Instruction » Filter the listing below, copying every line in which the word "времени" appears.

[Stored dataset items]
START

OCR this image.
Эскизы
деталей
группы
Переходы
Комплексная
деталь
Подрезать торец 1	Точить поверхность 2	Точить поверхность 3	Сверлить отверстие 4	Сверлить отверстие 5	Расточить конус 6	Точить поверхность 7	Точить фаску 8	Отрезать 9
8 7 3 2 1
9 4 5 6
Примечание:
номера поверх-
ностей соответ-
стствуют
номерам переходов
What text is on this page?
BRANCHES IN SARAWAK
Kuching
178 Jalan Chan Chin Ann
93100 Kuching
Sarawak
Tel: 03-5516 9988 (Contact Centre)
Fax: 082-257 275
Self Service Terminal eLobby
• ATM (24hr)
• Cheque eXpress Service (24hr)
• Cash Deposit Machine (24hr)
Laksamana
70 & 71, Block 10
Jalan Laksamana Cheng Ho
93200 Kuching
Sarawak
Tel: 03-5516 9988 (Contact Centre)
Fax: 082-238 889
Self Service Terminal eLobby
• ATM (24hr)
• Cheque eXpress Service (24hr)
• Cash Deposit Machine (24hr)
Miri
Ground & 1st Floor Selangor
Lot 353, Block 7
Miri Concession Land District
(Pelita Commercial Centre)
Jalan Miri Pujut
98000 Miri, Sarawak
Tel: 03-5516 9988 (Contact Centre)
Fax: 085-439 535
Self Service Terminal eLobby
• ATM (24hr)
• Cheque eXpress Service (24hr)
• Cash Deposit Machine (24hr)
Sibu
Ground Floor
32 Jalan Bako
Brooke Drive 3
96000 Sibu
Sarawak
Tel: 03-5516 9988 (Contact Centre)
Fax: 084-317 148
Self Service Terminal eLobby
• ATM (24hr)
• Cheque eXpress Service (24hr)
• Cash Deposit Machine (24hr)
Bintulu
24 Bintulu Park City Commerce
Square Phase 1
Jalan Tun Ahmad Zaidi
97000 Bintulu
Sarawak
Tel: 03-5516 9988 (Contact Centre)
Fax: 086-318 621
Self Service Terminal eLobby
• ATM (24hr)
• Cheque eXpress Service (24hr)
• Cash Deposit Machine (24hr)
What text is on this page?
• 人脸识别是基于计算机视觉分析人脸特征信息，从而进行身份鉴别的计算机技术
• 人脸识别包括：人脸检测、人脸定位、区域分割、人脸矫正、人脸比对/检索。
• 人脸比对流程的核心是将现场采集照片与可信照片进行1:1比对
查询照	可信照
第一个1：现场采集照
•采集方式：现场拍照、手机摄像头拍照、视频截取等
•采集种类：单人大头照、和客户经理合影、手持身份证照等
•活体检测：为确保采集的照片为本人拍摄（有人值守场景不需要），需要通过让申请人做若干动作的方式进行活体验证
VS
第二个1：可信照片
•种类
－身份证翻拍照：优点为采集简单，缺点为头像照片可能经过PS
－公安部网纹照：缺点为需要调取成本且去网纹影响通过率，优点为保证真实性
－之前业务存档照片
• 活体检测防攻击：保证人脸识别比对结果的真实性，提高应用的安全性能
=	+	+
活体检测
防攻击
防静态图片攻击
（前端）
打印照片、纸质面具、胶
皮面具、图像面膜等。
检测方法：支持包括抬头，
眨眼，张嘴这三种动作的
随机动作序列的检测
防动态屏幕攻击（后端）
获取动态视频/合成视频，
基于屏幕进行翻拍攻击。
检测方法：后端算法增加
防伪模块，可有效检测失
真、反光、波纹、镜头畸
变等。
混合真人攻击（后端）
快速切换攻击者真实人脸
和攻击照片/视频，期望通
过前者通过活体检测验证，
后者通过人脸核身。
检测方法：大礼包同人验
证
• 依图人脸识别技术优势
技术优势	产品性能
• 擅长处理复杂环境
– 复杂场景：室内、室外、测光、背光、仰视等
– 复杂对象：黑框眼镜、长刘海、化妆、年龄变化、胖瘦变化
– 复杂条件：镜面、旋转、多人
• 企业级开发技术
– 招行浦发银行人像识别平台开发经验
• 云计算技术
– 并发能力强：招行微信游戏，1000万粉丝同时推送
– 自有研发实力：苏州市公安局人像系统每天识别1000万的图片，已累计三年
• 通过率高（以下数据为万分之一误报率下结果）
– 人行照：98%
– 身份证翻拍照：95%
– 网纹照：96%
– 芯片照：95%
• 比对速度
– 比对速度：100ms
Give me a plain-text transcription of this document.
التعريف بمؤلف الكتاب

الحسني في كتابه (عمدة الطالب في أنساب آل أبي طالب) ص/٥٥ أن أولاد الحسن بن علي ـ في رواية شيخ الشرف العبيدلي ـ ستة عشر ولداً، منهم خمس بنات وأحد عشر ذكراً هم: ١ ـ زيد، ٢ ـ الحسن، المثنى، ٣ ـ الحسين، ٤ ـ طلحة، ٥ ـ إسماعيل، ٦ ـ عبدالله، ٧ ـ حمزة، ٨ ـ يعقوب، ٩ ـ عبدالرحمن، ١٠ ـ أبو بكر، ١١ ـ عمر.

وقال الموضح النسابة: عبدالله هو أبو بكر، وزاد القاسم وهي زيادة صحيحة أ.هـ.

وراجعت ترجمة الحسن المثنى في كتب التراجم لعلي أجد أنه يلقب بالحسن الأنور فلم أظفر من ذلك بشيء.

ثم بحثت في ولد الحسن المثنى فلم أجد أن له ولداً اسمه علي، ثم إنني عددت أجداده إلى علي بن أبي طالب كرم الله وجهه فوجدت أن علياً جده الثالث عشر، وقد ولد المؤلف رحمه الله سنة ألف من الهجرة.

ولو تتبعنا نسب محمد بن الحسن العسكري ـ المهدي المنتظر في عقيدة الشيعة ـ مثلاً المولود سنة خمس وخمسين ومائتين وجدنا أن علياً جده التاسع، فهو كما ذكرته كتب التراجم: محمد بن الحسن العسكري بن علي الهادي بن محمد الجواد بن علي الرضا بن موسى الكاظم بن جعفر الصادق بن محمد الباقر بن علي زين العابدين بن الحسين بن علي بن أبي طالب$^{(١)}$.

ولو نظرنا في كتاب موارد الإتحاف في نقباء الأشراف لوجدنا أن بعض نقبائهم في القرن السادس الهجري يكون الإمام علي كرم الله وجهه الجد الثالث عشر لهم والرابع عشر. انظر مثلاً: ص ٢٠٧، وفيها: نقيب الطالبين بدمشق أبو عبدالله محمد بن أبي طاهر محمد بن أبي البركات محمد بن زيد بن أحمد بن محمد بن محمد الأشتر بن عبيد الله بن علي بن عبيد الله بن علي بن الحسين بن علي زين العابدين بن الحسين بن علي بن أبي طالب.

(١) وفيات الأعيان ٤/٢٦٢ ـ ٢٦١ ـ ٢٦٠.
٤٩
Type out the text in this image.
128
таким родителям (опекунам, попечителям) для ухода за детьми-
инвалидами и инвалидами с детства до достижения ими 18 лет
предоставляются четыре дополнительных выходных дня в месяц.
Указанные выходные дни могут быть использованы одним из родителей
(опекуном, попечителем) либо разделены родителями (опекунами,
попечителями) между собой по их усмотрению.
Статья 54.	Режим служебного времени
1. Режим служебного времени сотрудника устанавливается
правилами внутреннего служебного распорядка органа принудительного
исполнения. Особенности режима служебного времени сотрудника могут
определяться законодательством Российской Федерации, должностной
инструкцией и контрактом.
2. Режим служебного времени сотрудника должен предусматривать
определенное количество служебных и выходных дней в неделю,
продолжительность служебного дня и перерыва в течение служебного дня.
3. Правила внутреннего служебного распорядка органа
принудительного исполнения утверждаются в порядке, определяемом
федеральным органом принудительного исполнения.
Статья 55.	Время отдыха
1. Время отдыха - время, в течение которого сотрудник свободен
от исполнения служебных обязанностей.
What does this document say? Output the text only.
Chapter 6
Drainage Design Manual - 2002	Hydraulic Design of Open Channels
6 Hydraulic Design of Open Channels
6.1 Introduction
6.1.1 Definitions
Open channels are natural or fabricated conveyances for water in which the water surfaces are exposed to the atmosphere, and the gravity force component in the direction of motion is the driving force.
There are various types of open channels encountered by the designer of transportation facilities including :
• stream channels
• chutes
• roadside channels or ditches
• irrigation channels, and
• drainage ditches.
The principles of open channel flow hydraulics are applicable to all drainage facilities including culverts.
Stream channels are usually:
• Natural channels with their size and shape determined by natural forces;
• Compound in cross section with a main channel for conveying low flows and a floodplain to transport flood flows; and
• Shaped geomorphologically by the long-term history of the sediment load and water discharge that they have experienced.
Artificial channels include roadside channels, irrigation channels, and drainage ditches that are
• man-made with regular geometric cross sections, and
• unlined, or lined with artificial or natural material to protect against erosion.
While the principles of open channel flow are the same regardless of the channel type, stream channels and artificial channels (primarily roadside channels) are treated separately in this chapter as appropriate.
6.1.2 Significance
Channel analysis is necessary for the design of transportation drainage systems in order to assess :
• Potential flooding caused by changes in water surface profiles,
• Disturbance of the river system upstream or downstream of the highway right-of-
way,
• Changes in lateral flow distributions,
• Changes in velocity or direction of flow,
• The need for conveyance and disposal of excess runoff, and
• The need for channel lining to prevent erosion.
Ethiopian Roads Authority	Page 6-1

END

Reply to the exercise »
Статья 54.	Режим служебного времени
1. Режим служебного времени сотрудника устанавливается
исполнения. Особенности режима служебного времени сотрудника могут
2. Режим служебного времени сотрудника должен предусматривать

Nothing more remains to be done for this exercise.